▶ Selection:
Brother Porthos, Dreadnought and another Devastator are done. Check back later tonight for pictures-- I'm just killing time between meetings on the internet. :lol:


----------



## Viscount Vash (Jan 3, 2007)

Looking forward to them you rotten tease  ( I use a 1mm drill bit for Boltguns btw.)


----------



## The Son of Horus (Dec 30, 2006)

Brother Porthos, Dreadnought









A Devastator Astartes. I won't be posting every individual Space Marine, but since this is the first "normal" guy done, I thought I'd put him up. As usual, freehand squad and Chapter markings.


----------



## The Son of Horus (Dec 30, 2006)

Devastator Squad Quiote, Squad X

It's not a great picture, but the point is, they're done. The other five are behind the ones in the picture... when I took it, I thought they'd show through the gaps between the models, but I guess not-- I'll take another one shortly with the whole squad visible. The first of ten squads for the Fifth Company is done. Hooray for a good start. Next up: Squad I (Tactical Squad Cervantes.)


----------



## The Wraithlord (Jan 1, 2007)

Looking good my man.


----------



## Initiate (Mar 25, 2007)

how DO YOU free hand it. I mean, the model so friggin SMALL


----------



## The Son of Horus (Dec 30, 2006)

A good brush and a 50/50 mix of ink and paint so that I get better flow control. And practice... lots of practice... :lol: Thanks though!


----------



## DaemonsR'us (Jan 25, 2007)

Great work... all i can really say, cant wait to see the finished company


----------



## Jacobite (Jan 26, 2007)

Nice stuff - as usual dude. Like Daemons said - can't wait to see the finished company.


----------



## hephesto (Feb 24, 2007)

They look great, nice and clean colourscheme with loads of character. Very good job on the writing and symbols!


----------



## The Son of Horus (Dec 30, 2006)

While it's not an update per se, Command Squad Athos (with both Captain Athos and Chaplain Crassos leading it), a handful of snipers, and Devastator Squad Quiote fought for the first time today, and it was GLORIOUS. It's amazing what plasma cannons do in small games...


----------



## The Son of Horus (Dec 30, 2006)

While not a part of the Company, I finished a Predator today-- check back later for a picture or two. I'm still waiting for the Company to show up at the store... it's been ordered and reserved, so it's just a waiting game now.


----------



## The Son of Horus (Dec 30, 2006)

I apologize for the lack of updates. I've been rather caught up with Apocalypse lately. Here's the Predator, and Tactical Squad Cervantes.











The predator is fairly plain, but as it serves in battle, it will have honours added to it.


----------



## The Son of Horus (Dec 30, 2006)

I've been negligent with updates in the last few weeks. Sorry about that. The company is about halfway done. My camera is currently on the fritz-- it's battery won't recharge, so I'm waiting for HP to send me a new one (it was under warranty, after all.) When that gets here, I'll post some pictures of the new units, including the Chapter Master that was made using an assault terminator, a ton of green stuff, and the two lions from the new High Elf chariot. I thought they'd make good pets for the master of the Lions Rampant.

▶ Written tasks:
1 – Write out the part of the miniature-painting thread starting at "A Devastator Astartes." and ending at "and Chapter markings.".
2 – Carry the miniature-painting thread on past its last post.
The lines after this thread have nothing to do with it.

▶ Supplied material:
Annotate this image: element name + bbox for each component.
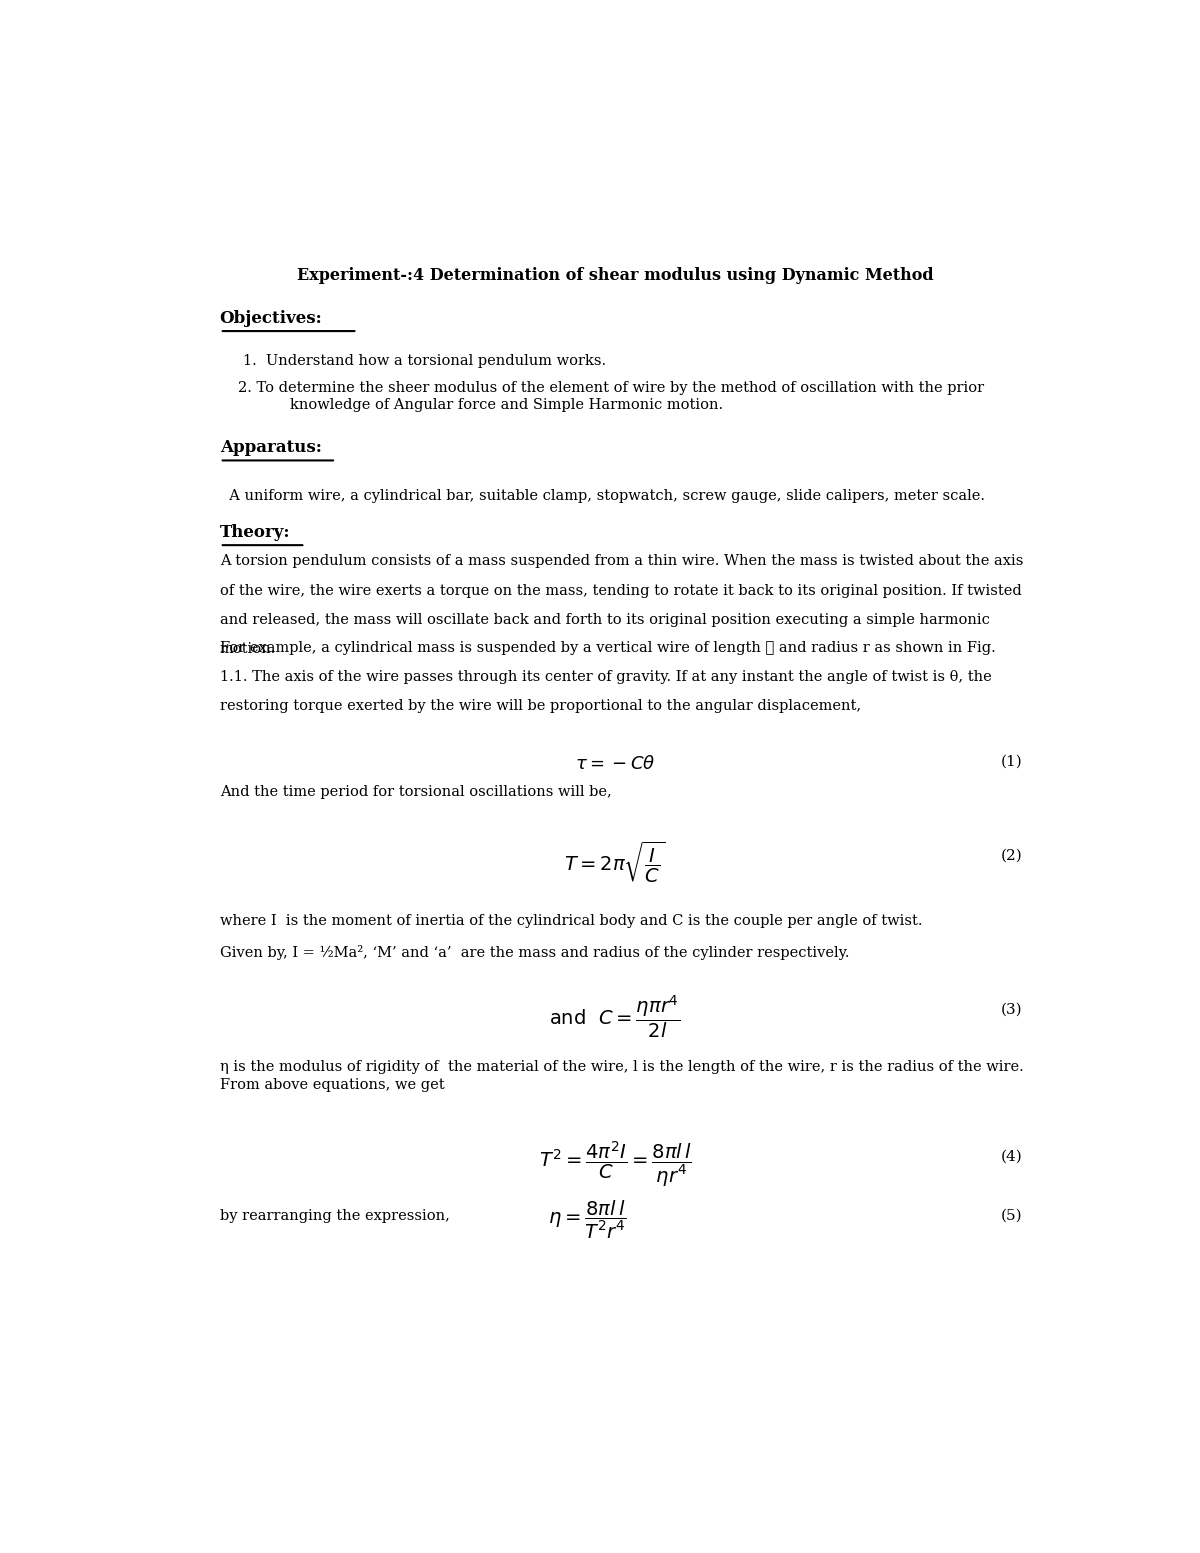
---
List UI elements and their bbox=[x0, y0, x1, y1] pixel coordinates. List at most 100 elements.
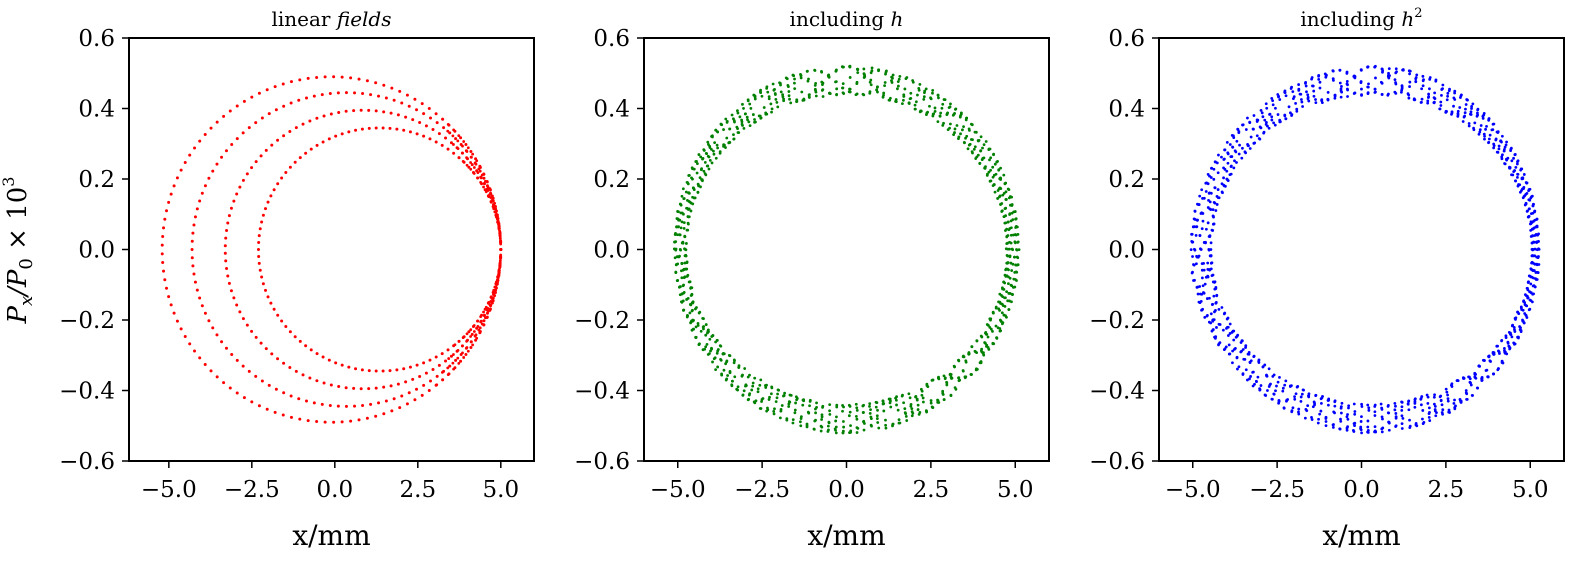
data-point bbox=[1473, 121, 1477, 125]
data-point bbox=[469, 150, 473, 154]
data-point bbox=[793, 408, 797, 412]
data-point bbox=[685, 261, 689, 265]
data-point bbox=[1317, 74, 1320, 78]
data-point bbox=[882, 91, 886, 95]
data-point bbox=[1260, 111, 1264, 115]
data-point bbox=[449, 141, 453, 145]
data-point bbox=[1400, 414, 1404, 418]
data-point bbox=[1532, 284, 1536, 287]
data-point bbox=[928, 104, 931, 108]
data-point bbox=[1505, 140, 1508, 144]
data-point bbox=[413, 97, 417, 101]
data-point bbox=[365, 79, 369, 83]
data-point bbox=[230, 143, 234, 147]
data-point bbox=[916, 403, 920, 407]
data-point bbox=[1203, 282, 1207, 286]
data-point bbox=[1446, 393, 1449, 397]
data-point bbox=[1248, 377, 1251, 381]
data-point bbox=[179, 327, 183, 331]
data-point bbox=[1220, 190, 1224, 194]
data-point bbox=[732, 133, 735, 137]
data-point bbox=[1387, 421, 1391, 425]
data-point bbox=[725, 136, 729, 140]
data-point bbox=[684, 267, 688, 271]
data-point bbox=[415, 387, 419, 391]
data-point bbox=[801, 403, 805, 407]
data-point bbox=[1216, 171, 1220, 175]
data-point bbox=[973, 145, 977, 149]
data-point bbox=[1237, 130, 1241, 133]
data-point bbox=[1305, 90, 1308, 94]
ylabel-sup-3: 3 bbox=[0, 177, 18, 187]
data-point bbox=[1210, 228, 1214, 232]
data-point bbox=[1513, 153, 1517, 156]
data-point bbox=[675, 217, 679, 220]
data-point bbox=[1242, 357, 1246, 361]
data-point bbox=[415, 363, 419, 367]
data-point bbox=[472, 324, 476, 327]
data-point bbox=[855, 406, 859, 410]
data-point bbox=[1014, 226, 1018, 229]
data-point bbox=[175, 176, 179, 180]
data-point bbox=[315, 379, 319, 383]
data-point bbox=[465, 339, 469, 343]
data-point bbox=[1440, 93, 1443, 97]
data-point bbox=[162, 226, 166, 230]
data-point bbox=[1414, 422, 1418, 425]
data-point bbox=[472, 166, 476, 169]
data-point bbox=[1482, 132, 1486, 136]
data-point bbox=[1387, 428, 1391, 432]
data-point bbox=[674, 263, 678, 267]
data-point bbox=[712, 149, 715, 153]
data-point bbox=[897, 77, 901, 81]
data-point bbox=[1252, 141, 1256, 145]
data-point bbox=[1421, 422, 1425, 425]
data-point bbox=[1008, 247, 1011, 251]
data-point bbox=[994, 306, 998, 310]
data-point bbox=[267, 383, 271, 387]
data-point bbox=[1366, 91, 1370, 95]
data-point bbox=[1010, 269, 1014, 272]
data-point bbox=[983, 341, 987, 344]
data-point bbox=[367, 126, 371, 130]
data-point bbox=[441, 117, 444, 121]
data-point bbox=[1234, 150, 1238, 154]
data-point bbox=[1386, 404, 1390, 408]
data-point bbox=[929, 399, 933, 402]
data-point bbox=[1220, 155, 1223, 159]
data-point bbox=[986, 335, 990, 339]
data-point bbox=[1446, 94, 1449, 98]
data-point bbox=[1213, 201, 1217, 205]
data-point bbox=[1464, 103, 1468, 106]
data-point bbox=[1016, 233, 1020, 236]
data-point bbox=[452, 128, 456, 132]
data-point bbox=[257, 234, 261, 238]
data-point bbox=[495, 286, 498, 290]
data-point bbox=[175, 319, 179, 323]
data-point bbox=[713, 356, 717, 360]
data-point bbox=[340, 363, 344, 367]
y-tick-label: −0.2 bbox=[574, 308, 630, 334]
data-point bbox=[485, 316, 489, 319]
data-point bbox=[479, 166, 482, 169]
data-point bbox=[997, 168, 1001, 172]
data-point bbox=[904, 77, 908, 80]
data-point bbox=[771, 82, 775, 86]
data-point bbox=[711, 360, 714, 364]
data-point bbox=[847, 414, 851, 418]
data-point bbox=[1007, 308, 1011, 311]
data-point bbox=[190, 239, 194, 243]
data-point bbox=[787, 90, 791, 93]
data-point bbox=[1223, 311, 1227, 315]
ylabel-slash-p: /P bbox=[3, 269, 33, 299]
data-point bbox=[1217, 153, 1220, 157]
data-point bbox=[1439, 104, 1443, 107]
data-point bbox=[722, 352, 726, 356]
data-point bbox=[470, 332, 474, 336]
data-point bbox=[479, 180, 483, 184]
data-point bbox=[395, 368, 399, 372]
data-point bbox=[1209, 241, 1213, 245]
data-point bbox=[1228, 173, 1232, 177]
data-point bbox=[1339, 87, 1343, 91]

▶ Answer set:
1 –
A Devastator Astartes. I won't be posting every individual Space Marine, but since this is the first "normal" guy done, I thought I'd put him up. As usual, freehand squad and Chapter markings.

2 –
----------



## Jacobite (Jan 26, 2007)

Nice - looking forward to it.

Those lions are so cool - just love the beards.


----------



## DaemonsR'us (Jan 25, 2007)

Damn, sounds like your making progress, half the company, cant wait to see it TSOH


----------



## Jacobite (Jan 26, 2007)

Hey Son any news on these bad boys lately?


----------



## Lord Sinkoran (Dec 23, 2006)

you definetly have skill with a paint brush


----------



## Rindaris (Mar 17, 2008)

Having seen these guys first-hand, and even though these pics are well-done, let me say they still do them no justice.


----------



## plug (Feb 22, 2008)

There are some great looking figiures here. The captain and the dread are just amazing. Love the freehand work, much better than I can do. Hats off to you.k:


----------



## The Son of Horus (Dec 30, 2006)

Thanks. The Company is pretty much done... I just have one more squad to paint, although I could muster up an entire painted Company by drawing a squad from a different Company... remind me to post pictures sometime.


----------



## Viscount Vash (Jan 3, 2007)

Post pictures sometime!

Seriously though, please.


----------



## Death 0F Angels (Feb 27, 2008)

This is great work. I would hate to paint all that white armour.


----------



## The Son of Horus (Dec 30, 2006)

These were floating around in my photobucket bin. While not part of the Battle Company per se, they ought to sate your thirst for updates until I can break out the camera this weekend.










And apparently, I never bothered posting this picture of Devastator Squad Quiote-- there are actually ten models in the picture, but due to my incompetence in photography, I don't think all of them are clearly visible.


----------



## Death 0F Angels (Feb 27, 2008)

lol, nvr would have guessed


----------



## Carna (Mar 13, 2008)

Nice! I'm just curious but isn't the Battle Company box set have the Commander and Command Squad boxed sets? Like what you could buy seperately (eg; Commander & Command Squad) inside 1 box? Or is it something else? I know...not really on topic but I'm planning on buying 1 (Battle Company) but if its different to what I think I am not going to get it.


----------



## The Wraithlord (Jan 1, 2007)

Nice stuff mate. White is so damn hard to paint well.


----------



## Drachaos (Apr 10, 2008)

wow... love the snipers!! respek knuckles. :mrgreen:


----------



## The Son of Horus (Dec 30, 2006)

I was sitting around and it occured to me I never posted the completed product... I do have the Rhinos done as well, but there's no space on the countertop to display them with the infantry... and the hundred Space Marines are far more interesting anyway.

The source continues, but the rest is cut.